◆ **RECORDS FOR THIS EXERCISE**:
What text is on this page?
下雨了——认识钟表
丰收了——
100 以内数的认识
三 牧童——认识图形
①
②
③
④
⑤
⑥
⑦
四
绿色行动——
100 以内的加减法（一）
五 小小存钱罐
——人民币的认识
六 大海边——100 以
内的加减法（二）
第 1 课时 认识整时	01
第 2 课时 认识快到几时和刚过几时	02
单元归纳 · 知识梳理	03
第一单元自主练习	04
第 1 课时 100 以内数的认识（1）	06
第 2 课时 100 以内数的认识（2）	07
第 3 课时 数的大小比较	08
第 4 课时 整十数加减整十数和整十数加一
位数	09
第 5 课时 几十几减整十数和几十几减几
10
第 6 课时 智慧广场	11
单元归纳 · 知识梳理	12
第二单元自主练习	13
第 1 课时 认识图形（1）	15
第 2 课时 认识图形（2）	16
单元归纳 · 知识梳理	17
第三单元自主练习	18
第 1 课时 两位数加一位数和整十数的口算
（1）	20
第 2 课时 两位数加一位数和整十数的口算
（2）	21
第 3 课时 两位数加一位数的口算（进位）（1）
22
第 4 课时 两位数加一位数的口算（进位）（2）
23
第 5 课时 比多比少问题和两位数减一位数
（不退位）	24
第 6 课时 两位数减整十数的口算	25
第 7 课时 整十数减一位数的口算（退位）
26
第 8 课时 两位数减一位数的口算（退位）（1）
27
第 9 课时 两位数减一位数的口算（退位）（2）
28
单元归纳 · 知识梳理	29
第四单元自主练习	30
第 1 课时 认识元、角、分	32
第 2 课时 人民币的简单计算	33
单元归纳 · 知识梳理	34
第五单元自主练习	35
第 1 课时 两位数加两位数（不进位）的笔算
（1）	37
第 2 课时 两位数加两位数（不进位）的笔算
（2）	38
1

◆ **TASK TO COMPLETE**: Out of the preceding entries, pull every line containing the string "以内数的认识".

◆ **OUTPUT FOR THIS EXERCISE**:
100 以内数的认识
第 1 课时 100 以内数的认识（1）	06
第 2 课时 100 以内数的认识（2）	07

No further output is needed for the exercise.